◆ **Request**:
Retype the records that come next, word for word.

◆ **Data provided**:
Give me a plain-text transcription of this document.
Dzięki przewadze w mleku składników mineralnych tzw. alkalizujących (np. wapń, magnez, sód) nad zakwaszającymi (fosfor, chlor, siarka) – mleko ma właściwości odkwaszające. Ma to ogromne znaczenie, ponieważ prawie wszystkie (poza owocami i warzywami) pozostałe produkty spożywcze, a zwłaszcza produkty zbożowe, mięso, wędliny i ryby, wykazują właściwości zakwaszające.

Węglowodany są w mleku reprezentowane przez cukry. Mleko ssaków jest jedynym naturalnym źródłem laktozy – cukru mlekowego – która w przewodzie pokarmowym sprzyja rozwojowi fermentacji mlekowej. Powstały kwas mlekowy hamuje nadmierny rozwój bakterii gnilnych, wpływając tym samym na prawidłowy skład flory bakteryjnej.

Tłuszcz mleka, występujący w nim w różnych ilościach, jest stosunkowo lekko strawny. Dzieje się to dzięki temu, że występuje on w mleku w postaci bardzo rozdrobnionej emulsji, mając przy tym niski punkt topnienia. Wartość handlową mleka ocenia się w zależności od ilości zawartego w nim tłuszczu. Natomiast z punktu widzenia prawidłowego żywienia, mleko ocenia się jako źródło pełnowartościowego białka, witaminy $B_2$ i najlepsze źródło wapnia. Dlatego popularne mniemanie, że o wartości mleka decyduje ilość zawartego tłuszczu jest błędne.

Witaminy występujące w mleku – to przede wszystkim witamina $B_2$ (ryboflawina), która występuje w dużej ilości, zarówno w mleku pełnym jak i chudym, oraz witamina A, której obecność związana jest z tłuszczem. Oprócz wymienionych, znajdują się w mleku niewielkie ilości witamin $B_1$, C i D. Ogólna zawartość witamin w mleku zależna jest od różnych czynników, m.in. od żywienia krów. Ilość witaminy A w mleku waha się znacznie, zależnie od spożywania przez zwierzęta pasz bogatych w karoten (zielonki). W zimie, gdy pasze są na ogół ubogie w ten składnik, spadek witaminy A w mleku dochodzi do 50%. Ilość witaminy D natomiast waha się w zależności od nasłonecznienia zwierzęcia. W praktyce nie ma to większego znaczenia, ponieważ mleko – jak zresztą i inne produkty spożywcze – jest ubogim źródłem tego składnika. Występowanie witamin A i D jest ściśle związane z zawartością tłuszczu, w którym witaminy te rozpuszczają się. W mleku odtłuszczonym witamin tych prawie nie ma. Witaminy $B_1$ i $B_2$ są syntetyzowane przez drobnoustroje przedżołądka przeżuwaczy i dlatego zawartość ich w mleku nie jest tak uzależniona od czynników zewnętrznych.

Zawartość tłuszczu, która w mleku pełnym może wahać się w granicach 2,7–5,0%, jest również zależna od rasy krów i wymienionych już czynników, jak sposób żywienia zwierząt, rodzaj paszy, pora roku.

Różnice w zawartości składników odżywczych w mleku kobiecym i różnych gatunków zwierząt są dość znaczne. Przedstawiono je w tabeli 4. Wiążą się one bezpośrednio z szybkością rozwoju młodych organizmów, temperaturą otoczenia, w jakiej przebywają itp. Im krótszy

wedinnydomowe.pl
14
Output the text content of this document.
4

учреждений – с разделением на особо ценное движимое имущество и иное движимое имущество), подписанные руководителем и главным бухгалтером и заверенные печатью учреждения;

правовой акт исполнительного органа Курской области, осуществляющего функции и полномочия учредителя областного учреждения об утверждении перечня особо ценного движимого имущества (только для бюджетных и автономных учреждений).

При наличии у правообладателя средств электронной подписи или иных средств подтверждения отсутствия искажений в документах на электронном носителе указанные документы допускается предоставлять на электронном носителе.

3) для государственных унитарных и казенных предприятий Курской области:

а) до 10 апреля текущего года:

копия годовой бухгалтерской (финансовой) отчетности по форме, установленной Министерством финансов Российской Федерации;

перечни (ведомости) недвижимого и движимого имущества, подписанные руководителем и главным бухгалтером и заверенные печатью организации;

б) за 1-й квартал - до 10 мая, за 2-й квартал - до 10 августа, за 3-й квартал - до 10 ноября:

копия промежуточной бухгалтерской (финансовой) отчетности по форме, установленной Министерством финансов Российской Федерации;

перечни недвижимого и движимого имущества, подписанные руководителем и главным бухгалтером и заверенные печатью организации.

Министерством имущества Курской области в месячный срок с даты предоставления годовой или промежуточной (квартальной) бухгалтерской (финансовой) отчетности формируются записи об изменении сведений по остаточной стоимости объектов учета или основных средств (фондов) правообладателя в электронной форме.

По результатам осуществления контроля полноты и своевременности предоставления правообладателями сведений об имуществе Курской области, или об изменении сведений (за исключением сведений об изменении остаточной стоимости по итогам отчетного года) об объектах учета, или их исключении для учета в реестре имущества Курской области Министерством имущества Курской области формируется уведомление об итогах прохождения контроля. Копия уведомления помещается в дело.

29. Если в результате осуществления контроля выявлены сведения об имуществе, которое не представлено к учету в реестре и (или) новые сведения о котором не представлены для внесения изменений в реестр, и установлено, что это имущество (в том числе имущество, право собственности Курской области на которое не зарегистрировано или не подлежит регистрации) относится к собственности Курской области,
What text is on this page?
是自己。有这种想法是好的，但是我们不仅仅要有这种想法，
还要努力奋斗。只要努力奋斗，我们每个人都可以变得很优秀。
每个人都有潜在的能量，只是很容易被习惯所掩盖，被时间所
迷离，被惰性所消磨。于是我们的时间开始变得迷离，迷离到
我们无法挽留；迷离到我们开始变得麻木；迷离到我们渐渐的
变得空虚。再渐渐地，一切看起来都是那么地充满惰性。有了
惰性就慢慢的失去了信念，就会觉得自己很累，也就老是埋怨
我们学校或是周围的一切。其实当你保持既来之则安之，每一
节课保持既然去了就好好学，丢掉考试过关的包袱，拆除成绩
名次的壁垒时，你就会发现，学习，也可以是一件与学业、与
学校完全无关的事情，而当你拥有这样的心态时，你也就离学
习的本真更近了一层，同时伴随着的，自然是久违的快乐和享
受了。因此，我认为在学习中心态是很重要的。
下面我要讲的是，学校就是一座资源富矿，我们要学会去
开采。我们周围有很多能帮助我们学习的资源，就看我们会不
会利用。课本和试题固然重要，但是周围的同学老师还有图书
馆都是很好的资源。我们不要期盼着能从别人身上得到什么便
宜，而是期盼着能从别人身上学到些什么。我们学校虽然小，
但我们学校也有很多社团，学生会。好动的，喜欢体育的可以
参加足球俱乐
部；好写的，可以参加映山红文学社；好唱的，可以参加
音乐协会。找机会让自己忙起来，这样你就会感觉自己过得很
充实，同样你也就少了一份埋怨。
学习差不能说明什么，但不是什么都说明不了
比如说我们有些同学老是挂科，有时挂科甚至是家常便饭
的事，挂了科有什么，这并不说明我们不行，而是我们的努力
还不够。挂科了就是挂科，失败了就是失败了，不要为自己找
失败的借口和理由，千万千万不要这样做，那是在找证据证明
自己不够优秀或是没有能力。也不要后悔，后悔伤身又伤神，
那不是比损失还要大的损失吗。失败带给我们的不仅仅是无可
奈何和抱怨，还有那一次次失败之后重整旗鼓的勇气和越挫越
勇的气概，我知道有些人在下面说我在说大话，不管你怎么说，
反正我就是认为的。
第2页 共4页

◆ **The solution**:
Give me a plain-text transcription of this document.
Dzięki przewadze w mleku składników mineralnych tzw. alkalizujących (np. wapń, magnez, sód) nad zakwaszającymi (fosfor, chlor, siarka) – mleko ma właściwości odkwaszające. Ma to ogromne znaczenie, ponieważ prawie wszystkie (poza owocami i warzywami) pozostałe produkty spożywcze, a zwłaszcza produkty zbożowe, mięso, wędliny i ryby, wykazują właściwości zakwaszające.

Węglowodany są w mleku reprezentowane przez cukry. Mleko ssaków jest jedynym naturalnym źródłem laktozy – cukru mlekowego – która w przewodzie pokarmowym sprzyja rozwojowi fermentacji mlekowej. Powstały kwas mlekowy hamuje nadmierny rozwój bakterii gnilnych, wpływając tym samym na prawidłowy skład flory bakteryjnej.

Tłuszcz mleka, występujący w nim w różnych ilościach, jest stosunkowo lekko strawny. Dzieje się to dzięki temu, że występuje on w mleku w postaci bardzo rozdrobnionej emulsji, mając przy tym niski punkt topnienia. Wartość handlową mleka ocenia się w zależności od ilości zawartego w nim tłuszczu. Natomiast z punktu widzenia prawidłowego żywienia, mleko ocenia się jako źródło pełnowartościowego białka, witaminy $B_2$ i najlepsze źródło wapnia. Dlatego popularne mniemanie, że o wartości mleka decyduje ilość zawartego tłuszczu jest błędne.

Witaminy występujące w mleku – to przede wszystkim witamina $B_2$ (ryboflawina), która występuje w dużej ilości, zarówno w mleku pełnym jak i chudym, oraz witamina A, której obecność związana jest z tłuszczem. Oprócz wymienionych, znajdują się w mleku niewielkie ilości witamin $B_1$, C i D. Ogólna zawartość witamin w mleku zależna jest od różnych czynników, m.in. od żywienia krów. Ilość witaminy A w mleku waha się znacznie, zależnie od spożywania przez zwierzęta pasz bogatych w karoten (zielonki). W zimie, gdy pasze są na ogół ubogie w ten składnik, spadek witaminy A w mleku dochodzi do 50%. Ilość witaminy D natomiast waha się w zależności od nasłonecznienia zwierzęcia. W praktyce nie ma to większego znaczenia, ponieważ mleko – jak zresztą i inne produkty spożywcze – jest ubogim źródłem tego składnika. Występowanie witamin A i D jest ściśle związane z zawartością tłuszczu, w którym witaminy te rozpuszczają się. W mleku odtłuszczonym witamin tych prawie nie ma. Witaminy $B_1$ i $B_2$ są syntetyzowane przez drobnoustroje przedżołądka przeżuwaczy i dlatego zawartość ich w mleku nie jest tak uzależniona od czynników zewnętrznych.

Zawartość tłuszczu, która w mleku pełnym może wahać się w granicach 2,7–5,0%, jest również zależna od rasy krów i wymienionych już czynników, jak sposób żywienia zwierząt, rodzaj paszy, pora roku.

Różnice w zawartości składników odżywczych w mleku kobiecym i różnych gatunków zwierząt są dość znaczne. Przedstawiono je w tabeli 4. Wiążą się one bezpośrednio z szybkością rozwoju młodych organizmów, temperaturą otoczenia, w jakiej przebywają itp. Im krótszy

wedinnydomowe.pl
14
Output the text content of this document.
4

учреждений – с разделением на особо ценное движимое имущество и иное движимое имущество), подписанные руководителем и главным бухгалтером и заверенные печатью учреждения;

правовой акт исполнительного органа Курской области, осуществляющего функции и полномочия учредителя областного учреждения об утверждении перечня особо ценного движимого имущества (только для бюджетных и автономных учреждений).

При наличии у правообладателя средств электронной подписи или иных средств подтверждения отсутствия искажений в документах на электронном носителе указанные документы допускается предоставлять на электронном носителе.

3) для государственных унитарных и казенных предприятий Курской области:

а) до 10 апреля текущего года:

копия годовой бухгалтерской (финансовой) отчетности по форме, установленной Министерством финансов Российской Федерации;

перечни (ведомости) недвижимого и движимого имущества, подписанные руководителем и главным бухгалтером и заверенные печатью организации;

б) за 1-й квартал - до 10 мая, за 2-й квартал - до 10 августа, за 3-й квартал - до 10 ноября:

копия промежуточной бухгалтерской (финансовой) отчетности по форме, установленной Министерством финансов Российской Федерации;

перечни недвижимого и движимого имущества, подписанные руководителем и главным бухгалтером и заверенные печатью организации.

Министерством имущества Курской области в месячный срок с даты предоставления годовой или промежуточной (квартальной) бухгалтерской (финансовой) отчетности формируются записи об изменении сведений по остаточной стоимости объектов учета или основных средств (фондов) правообладателя в электронной форме.

По результатам осуществления контроля полноты и своевременности предоставления правообладателями сведений об имуществе Курской области, или об изменении сведений (за исключением сведений об изменении остаточной стоимости по итогам отчетного года) об объектах учета, или их исключении для учета в реестре имущества Курской области Министерством имущества Курской области формируется уведомление об итогах прохождения контроля. Копия уведомления помещается в дело.

29. Если в результате осуществления контроля выявлены сведения об имуществе, которое не представлено к учету в реестре и (или) новые сведения о котором не представлены для внесения изменений в реестр, и установлено, что это имущество (в том числе имущество, право собственности Курской области на которое не зарегистрировано или не подлежит регистрации) относится к собственности Курской области,
What text is on this page?
是自己。有这种想法是好的，但是我们不仅仅要有这种想法，
还要努力奋斗。只要努力奋斗，我们每个人都可以变得很优秀。
每个人都有潜在的能量，只是很容易被习惯所掩盖，被时间所
迷离，被惰性所消磨。于是我们的时间开始变得迷离，迷离到
我们无法挽留；迷离到我们开始变得麻木；迷离到我们渐渐的
变得空虚。再渐渐地，一切看起来都是那么地充满惰性。有了
惰性就慢慢的失去了信念，就会觉得自己很累，也就老是埋怨
我们学校或是周围的一切。其实当你保持既来之则安之，每一
节课保持既然去了就好好学，丢掉考试过关的包袱，拆除成绩
名次的壁垒时，你就会发现，学习，也可以是一件与学业、与
学校完全无关的事情，而当你拥有这样的心态时，你也就离学
习的本真更近了一层，同时伴随着的，自然是久违的快乐和享
受了。因此，我认为在学习中心态是很重要的。
下面我要讲的是，学校就是一座资源富矿，我们要学会去
开采。我们周围有很多能帮助我们学习的资源，就看我们会不
会利用。课本和试题固然重要，但是周围的同学老师还有图书
馆都是很好的资源。我们不要期盼着能从别人身上得到什么便
宜，而是期盼着能从别人身上学到些什么。我们学校虽然小，
但我们学校也有很多社团，学生会。好动的，喜欢体育的可以
参加足球俱乐
部；好写的，可以参加映山红文学社；好唱的，可以参加
音乐协会。找机会让自己忙起来，这样你就会感觉自己过得很
充实，同样你也就少了一份埋怨。
学习差不能说明什么，但不是什么都说明不了
比如说我们有些同学老是挂科，有时挂科甚至是家常便饭
的事，挂了科有什么，这并不说明我们不行，而是我们的努力
还不够。挂科了就是挂科，失败了就是失败了，不要为自己找
失败的借口和理由，千万千万不要这样做，那是在找证据证明
自己不够优秀或是没有能力。也不要后悔，后悔伤身又伤神，
那不是比损失还要大的损失吗。失败带给我们的不仅仅是无可
奈何和抱怨，还有那一次次失败之后重整旗鼓的勇气和越挫越
勇的气概，我知道有些人在下面说我在说大话，不管你怎么说，
反正我就是认为的。
第2页 共4页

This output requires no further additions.